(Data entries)
====
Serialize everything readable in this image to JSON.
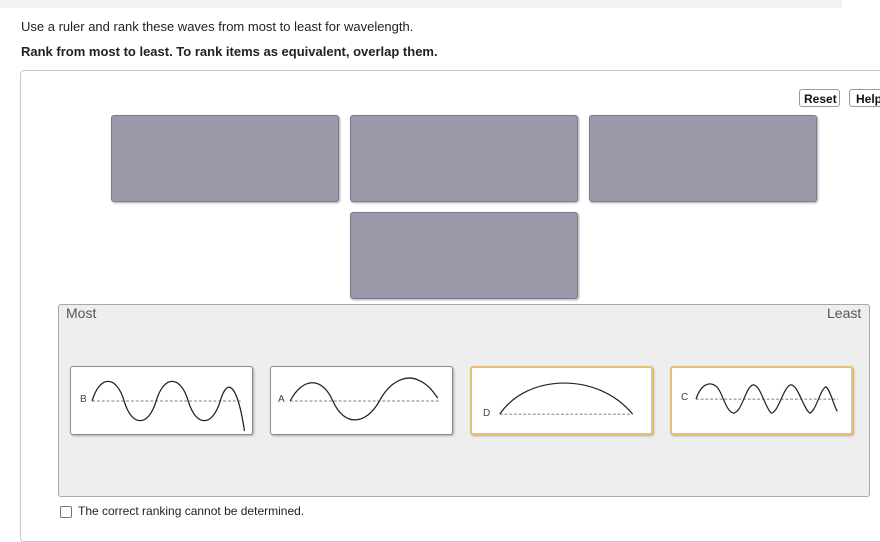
{
  "instructions": {
    "line1": "Use a ruler and rank these waves from most to least for wavelength.",
    "line2": "Rank from most to least. To rank items as equivalent, overlap them."
  },
  "toolbar": {
    "reset_label": "Reset",
    "help_label": "Help"
  },
  "ranking": {
    "most_label": "Most",
    "least_label": "Least"
  },
  "cards": [
    {
      "letter": "B",
      "icon": "wave-b-icon"
    },
    {
      "letter": "A",
      "icon": "wave-a-icon"
    },
    {
      "letter": "D",
      "icon": "wave-d-icon"
    },
    {
      "letter": "C",
      "icon": "wave-c-icon"
    }
  ],
  "checkbox": {
    "label": "The correct ranking cannot be determined."
  },
  "colors": {
    "slot_fill": "#9b99aa",
    "selected_border": "#e8c070"
  }
}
====
• [SET EXERCISE] Identify the lines in the entries above that contain "ranking", then copy them out.

• [EXERCISE RESULT]
  "ranking": {
    "label": "The correct ranking cannot be determined."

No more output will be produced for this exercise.